Element-and-box listings:
==*==
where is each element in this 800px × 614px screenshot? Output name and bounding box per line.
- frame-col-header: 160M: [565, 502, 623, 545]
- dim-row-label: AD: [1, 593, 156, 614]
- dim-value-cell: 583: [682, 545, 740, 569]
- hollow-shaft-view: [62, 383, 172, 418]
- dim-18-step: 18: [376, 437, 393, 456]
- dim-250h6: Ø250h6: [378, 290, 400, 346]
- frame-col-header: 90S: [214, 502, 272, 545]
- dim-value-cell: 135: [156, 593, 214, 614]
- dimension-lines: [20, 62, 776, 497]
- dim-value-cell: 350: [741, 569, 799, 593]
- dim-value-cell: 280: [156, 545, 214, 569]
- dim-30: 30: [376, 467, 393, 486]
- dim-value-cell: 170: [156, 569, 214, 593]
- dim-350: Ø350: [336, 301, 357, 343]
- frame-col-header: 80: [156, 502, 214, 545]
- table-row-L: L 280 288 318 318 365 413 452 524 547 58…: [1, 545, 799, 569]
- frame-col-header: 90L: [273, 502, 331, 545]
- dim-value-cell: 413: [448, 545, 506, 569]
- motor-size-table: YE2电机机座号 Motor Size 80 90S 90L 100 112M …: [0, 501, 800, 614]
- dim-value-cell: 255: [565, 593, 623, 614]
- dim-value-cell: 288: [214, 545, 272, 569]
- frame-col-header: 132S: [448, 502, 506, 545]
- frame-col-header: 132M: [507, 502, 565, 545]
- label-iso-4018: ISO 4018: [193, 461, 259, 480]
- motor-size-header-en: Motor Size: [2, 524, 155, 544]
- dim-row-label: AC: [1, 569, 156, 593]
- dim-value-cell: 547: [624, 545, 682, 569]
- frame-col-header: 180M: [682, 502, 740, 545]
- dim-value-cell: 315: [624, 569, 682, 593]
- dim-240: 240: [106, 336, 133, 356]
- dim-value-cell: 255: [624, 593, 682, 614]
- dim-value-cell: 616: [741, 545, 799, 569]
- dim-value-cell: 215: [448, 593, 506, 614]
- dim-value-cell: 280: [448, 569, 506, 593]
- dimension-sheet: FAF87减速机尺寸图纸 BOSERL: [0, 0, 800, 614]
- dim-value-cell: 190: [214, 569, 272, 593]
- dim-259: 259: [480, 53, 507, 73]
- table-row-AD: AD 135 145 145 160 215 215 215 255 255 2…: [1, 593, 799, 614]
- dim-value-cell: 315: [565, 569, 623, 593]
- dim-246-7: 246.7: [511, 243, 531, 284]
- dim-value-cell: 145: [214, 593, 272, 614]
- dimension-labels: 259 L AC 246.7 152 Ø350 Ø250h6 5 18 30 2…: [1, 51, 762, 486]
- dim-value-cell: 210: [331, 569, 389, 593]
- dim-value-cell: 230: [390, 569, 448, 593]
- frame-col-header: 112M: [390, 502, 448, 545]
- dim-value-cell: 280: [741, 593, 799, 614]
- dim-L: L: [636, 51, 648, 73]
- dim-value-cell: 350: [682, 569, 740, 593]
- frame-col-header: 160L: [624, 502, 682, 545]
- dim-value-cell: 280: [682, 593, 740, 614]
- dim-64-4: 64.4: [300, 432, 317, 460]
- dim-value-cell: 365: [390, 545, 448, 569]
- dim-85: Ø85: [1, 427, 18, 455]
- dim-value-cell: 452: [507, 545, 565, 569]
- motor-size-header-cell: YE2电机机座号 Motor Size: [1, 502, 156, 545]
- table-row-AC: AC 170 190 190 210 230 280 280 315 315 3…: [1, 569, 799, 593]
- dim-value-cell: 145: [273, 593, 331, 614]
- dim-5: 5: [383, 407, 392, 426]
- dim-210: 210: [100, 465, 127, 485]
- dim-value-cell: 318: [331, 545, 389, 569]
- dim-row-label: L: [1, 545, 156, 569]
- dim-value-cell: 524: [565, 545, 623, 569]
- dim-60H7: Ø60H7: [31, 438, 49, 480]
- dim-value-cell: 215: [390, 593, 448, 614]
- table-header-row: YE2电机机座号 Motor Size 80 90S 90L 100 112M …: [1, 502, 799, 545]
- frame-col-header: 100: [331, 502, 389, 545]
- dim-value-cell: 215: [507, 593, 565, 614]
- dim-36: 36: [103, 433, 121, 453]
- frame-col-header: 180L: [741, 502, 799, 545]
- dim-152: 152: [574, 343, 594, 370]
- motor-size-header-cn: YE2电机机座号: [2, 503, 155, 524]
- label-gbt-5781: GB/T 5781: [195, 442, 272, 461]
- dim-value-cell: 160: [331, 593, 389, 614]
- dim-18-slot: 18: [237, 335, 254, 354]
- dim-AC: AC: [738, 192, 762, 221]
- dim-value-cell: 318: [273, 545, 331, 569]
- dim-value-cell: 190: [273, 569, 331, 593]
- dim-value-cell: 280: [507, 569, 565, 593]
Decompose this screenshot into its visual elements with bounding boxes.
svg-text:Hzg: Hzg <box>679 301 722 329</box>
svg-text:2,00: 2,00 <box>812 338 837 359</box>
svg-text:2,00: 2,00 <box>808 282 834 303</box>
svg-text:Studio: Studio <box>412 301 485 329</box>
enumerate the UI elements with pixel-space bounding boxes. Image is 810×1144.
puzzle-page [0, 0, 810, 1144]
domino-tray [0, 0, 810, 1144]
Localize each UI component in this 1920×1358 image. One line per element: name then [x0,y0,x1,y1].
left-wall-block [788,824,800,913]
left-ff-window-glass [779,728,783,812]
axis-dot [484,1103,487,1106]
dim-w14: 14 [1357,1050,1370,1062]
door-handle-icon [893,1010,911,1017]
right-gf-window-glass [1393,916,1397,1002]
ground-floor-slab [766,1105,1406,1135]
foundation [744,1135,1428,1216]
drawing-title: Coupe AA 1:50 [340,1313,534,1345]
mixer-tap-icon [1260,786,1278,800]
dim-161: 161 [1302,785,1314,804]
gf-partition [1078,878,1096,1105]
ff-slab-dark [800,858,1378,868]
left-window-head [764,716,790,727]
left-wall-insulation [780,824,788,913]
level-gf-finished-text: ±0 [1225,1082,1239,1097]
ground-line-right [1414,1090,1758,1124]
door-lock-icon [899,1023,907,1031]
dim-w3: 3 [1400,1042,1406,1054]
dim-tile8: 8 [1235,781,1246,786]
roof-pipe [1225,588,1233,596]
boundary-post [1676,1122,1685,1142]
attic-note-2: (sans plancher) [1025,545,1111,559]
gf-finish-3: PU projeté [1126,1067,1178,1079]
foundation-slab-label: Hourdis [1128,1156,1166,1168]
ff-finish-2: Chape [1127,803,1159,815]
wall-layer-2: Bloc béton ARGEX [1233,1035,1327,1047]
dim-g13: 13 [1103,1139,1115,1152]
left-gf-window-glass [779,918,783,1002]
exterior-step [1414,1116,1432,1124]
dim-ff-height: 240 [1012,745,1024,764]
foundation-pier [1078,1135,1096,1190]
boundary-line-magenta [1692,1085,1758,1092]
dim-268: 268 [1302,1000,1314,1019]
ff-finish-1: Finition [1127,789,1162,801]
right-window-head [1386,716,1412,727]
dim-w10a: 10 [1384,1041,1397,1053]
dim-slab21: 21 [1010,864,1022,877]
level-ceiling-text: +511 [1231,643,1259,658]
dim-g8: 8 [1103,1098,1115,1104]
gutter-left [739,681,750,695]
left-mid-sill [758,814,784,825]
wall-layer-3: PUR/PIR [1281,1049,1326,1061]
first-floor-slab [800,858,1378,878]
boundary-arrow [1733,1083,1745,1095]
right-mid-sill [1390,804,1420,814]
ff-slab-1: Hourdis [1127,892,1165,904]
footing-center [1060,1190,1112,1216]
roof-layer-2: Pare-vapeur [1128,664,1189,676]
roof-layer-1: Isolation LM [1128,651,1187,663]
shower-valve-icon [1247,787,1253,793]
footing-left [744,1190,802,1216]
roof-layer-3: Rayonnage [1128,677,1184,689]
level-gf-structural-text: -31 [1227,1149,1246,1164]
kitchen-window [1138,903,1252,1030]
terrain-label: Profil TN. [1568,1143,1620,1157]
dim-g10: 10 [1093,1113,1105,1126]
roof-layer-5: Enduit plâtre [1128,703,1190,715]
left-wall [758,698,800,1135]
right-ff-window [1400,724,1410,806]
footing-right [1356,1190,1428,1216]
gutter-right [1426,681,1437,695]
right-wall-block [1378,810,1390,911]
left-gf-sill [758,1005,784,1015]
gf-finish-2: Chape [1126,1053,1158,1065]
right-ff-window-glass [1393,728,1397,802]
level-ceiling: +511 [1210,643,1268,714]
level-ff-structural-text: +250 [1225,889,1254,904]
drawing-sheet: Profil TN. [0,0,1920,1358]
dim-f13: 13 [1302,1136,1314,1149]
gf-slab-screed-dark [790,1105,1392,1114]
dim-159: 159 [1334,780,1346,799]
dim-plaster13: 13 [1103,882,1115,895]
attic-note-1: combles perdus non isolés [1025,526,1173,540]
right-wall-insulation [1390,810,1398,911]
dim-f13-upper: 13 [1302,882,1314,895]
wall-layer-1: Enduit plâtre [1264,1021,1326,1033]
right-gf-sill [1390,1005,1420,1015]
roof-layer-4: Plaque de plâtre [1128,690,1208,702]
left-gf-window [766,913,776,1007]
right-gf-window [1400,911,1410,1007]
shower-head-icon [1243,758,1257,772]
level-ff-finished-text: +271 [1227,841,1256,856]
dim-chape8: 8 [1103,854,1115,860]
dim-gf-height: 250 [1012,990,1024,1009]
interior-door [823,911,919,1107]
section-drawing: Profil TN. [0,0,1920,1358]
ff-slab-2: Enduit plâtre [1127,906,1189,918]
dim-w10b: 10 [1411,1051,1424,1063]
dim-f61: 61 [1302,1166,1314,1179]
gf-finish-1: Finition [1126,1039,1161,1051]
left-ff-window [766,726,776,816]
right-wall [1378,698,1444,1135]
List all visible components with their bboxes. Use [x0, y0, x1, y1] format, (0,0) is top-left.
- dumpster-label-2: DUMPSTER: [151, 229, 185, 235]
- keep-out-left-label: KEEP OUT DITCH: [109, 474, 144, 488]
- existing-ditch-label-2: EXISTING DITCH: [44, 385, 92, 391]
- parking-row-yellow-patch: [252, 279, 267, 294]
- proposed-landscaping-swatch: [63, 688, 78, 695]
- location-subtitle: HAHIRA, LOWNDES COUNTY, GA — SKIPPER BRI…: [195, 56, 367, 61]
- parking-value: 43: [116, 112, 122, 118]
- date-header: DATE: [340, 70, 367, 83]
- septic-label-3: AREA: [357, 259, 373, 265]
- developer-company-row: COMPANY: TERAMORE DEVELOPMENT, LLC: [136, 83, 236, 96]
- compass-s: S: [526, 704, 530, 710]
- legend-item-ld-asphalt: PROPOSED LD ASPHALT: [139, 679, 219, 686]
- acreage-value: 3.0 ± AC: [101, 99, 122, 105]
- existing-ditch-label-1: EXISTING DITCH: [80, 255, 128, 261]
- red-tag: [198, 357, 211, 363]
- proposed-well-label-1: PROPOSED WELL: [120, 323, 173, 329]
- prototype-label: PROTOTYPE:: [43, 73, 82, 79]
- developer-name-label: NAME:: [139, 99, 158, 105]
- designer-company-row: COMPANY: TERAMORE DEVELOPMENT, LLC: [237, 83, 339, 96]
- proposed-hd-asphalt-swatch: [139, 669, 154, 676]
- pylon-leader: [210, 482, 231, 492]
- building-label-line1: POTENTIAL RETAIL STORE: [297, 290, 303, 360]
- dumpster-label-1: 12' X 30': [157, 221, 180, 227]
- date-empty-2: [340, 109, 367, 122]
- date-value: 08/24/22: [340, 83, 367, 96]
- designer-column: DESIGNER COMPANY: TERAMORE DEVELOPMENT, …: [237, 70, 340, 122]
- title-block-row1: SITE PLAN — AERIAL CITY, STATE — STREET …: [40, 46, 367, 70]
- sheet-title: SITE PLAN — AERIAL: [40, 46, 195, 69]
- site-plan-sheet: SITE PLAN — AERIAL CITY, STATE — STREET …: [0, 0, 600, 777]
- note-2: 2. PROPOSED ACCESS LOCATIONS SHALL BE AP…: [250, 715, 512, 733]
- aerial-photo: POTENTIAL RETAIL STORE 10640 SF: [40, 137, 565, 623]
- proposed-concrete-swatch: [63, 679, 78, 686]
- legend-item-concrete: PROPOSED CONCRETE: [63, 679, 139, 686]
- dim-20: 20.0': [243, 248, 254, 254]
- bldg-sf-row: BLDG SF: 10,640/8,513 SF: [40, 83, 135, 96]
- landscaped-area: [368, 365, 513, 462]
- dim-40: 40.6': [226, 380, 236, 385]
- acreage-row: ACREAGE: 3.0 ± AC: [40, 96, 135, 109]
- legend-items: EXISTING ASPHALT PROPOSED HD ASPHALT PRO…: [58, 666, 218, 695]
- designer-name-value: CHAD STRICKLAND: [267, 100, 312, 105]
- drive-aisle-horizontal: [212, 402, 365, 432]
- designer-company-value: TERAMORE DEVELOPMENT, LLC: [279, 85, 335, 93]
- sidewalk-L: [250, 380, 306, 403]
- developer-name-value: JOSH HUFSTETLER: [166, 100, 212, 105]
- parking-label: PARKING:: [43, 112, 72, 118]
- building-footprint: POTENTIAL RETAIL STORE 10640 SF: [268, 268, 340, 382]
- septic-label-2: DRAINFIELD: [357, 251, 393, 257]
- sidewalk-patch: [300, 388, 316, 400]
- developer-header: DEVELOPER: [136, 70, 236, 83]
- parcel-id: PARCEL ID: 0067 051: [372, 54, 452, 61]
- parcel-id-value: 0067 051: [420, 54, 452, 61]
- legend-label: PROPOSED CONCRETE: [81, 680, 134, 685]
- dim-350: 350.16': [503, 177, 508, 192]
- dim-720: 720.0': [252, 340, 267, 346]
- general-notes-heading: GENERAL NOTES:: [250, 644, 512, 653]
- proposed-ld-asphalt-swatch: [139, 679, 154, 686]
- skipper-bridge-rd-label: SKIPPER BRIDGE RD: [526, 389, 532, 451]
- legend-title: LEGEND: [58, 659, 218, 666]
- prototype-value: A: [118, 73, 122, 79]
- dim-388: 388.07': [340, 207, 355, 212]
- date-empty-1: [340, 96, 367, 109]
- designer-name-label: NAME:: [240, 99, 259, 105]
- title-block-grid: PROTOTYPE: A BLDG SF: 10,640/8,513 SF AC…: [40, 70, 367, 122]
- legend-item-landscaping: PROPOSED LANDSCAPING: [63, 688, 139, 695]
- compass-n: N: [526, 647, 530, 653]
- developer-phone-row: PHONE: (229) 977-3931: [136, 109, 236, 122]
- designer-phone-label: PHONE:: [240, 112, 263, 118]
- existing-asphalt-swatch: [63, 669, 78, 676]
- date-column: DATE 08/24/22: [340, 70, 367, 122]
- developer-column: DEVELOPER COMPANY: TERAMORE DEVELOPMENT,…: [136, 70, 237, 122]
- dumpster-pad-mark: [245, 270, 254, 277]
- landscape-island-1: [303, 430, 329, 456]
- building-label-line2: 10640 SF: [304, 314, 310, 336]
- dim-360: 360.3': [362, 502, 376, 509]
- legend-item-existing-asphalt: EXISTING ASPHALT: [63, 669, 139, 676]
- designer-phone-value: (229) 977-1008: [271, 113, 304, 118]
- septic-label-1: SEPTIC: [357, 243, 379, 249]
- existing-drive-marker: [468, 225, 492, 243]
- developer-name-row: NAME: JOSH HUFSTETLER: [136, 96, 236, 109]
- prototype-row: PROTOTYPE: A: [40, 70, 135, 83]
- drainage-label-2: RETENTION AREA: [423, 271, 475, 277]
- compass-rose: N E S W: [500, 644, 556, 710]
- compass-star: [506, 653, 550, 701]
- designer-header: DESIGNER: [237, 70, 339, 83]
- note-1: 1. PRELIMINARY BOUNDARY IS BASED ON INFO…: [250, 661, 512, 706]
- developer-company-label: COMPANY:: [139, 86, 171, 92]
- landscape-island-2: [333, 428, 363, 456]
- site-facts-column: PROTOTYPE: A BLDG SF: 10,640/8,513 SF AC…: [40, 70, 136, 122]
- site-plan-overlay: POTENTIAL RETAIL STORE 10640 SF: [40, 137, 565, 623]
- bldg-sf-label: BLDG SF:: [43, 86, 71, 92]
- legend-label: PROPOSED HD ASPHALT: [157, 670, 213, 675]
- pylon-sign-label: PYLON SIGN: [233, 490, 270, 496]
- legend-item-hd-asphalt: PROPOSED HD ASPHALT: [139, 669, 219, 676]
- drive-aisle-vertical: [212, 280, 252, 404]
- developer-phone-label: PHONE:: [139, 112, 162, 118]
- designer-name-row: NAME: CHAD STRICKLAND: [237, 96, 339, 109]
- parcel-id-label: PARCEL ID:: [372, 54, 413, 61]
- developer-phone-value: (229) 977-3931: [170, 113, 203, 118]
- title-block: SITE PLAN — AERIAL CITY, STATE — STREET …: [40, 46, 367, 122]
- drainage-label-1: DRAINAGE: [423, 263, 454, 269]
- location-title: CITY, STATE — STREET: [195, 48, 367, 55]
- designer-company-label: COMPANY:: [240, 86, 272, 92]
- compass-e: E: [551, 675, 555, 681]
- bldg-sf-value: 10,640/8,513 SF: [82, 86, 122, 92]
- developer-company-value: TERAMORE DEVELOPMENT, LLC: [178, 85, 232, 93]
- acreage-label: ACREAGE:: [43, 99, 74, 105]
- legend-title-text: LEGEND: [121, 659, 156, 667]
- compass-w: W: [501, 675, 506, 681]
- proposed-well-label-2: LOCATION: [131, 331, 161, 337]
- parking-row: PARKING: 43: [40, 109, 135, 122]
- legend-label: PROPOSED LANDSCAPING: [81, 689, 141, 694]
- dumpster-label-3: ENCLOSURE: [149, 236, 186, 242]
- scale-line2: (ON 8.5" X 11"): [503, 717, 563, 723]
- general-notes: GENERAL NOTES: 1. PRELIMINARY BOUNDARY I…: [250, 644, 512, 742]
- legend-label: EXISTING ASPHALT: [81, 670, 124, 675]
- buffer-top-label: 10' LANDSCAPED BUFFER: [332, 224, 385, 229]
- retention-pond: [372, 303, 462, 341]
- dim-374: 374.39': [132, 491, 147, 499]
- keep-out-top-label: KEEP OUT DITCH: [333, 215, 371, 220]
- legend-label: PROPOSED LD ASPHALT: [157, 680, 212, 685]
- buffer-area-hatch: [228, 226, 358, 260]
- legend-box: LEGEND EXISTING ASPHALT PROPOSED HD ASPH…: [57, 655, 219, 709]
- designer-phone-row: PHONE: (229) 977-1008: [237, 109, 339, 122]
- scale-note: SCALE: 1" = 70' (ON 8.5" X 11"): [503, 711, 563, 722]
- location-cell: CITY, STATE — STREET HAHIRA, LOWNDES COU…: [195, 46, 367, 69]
==*==
WHAT NEEDS TO BE DONE: Print these lines exactly, starting with the first line of the entries and going on through the line that contains "- dim-value-cell: 145: [214, 593, 272, 614]".

CORRECT ANSWER:
where is each element in this 800px × 614px screenshot? Output name and bounding box per line.
- frame-col-header: 160M: [565, 502, 623, 545]
- dim-row-label: AD: [1, 593, 156, 614]
- dim-value-cell: 583: [682, 545, 740, 569]
- hollow-shaft-view: [62, 383, 172, 418]
- dim-18-step: 18: [376, 437, 393, 456]
- dim-250h6: Ø250h6: [378, 290, 400, 346]
- frame-col-header: 90S: [214, 502, 272, 545]
- dim-value-cell: 135: [156, 593, 214, 614]
- dimension-lines: [20, 62, 776, 497]
- dim-value-cell: 350: [741, 569, 799, 593]
- dim-value-cell: 280: [156, 545, 214, 569]
- dim-30: 30: [376, 467, 393, 486]
- dim-value-cell: 170: [156, 569, 214, 593]
- dim-350: Ø350: [336, 301, 357, 343]
- frame-col-header: 80: [156, 502, 214, 545]
- table-row-L: L 280 288 318 318 365 413 452 524 547 58…: [1, 545, 799, 569]
- frame-col-header: 90L: [273, 502, 331, 545]
- dim-value-cell: 413: [448, 545, 506, 569]
- motor-size-table: YE2电机机座号 Motor Size 80 90S 90L 100 112M …: [0, 501, 800, 614]
- dim-value-cell: 255: [565, 593, 623, 614]
- dim-value-cell: 288: [214, 545, 272, 569]
- frame-col-header: 132S: [448, 502, 506, 545]
- frame-col-header: 132M: [507, 502, 565, 545]
- label-iso-4018: ISO 4018: [193, 461, 259, 480]
- motor-size-header-en: Motor Size: [2, 524, 155, 544]
- dim-row-label: AC: [1, 569, 156, 593]
- dim-value-cell: 547: [624, 545, 682, 569]
- frame-col-header: 180M: [682, 502, 740, 545]
- dim-value-cell: 315: [624, 569, 682, 593]
- dim-240: 240: [106, 336, 133, 356]
- dim-value-cell: 255: [624, 593, 682, 614]
- dim-value-cell: 616: [741, 545, 799, 569]
- dim-value-cell: 215: [448, 593, 506, 614]
- dim-value-cell: 280: [448, 569, 506, 593]
- dimension-sheet: FAF87减速机尺寸图纸 BOSERL: [0, 0, 800, 614]
- dim-value-cell: 190: [214, 569, 272, 593]
- dim-259: 259: [480, 53, 507, 73]
- table-row-AD: AD 135 145 145 160 215 215 215 255 255 2…: [1, 593, 799, 614]
- dim-value-cell: 315: [565, 569, 623, 593]
- dim-246-7: 246.7: [511, 243, 531, 284]
- dim-value-cell: 145: [214, 593, 272, 614]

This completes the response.